[Extracted data entries]
* * *

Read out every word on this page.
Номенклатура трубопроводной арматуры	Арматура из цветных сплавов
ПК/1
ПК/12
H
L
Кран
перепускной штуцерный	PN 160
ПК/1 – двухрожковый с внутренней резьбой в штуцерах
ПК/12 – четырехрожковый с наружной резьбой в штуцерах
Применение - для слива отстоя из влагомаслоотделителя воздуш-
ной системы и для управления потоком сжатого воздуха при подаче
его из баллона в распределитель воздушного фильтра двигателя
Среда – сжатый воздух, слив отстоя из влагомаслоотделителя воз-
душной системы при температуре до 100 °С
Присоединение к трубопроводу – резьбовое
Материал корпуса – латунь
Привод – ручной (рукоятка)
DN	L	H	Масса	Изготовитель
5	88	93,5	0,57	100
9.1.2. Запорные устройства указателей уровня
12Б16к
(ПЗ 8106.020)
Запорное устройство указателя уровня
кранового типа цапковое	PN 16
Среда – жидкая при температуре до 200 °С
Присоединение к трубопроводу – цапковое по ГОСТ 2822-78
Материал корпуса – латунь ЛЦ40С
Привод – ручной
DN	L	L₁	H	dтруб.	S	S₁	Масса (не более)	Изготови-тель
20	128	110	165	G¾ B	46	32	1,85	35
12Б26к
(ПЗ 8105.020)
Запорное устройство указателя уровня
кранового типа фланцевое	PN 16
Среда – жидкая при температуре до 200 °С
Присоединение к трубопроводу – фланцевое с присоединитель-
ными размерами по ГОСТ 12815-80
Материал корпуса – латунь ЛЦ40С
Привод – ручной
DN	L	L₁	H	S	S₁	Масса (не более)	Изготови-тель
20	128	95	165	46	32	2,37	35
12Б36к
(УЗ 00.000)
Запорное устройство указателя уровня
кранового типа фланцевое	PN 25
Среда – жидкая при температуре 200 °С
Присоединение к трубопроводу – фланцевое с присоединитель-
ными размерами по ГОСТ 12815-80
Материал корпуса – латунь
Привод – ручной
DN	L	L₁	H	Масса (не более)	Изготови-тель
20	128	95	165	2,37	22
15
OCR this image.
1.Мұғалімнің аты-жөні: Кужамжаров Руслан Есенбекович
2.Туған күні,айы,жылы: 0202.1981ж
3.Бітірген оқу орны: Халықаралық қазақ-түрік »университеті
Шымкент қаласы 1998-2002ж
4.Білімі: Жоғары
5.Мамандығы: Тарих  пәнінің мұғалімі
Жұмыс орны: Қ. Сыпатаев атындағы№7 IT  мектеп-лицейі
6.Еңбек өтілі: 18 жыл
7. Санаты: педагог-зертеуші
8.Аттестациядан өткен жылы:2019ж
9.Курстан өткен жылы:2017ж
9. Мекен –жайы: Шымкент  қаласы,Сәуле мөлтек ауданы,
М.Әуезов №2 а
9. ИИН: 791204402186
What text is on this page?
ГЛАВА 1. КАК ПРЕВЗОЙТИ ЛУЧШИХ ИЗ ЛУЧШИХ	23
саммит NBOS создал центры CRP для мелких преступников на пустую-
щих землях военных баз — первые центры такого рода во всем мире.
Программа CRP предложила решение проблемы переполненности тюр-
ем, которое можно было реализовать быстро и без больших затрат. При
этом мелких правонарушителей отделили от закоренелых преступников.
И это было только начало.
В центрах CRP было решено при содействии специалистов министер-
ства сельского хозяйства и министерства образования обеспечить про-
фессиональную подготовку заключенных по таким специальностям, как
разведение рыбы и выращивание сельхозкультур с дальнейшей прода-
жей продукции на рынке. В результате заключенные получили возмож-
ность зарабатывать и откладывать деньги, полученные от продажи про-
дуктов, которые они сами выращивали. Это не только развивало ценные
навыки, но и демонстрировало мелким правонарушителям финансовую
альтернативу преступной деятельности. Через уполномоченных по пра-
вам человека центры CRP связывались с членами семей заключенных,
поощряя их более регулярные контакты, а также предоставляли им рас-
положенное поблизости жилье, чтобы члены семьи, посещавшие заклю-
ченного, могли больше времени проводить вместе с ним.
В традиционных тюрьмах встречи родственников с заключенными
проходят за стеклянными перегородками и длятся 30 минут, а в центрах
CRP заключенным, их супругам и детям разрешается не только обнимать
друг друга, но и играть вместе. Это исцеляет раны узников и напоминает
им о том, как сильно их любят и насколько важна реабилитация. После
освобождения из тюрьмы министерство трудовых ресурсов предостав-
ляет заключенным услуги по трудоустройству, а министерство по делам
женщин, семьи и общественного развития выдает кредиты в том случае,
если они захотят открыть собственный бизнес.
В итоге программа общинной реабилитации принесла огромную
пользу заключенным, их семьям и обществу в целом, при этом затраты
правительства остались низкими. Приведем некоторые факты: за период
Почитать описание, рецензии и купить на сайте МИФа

* * *

Look through the data above. Find each line with the string "более" and copy it.

[Exercise result]:
DN	L	L₁	H	dтруб.	S	S₁	Масса (не более)	Изготови-тель
DN	L	L₁	H	S	S₁	Масса (не более)	Изготови-тель
DN	L	L₁	H	Масса (не более)	Изготови-тель
поощряя их более регулярные контакты, а также предоставляли им рас-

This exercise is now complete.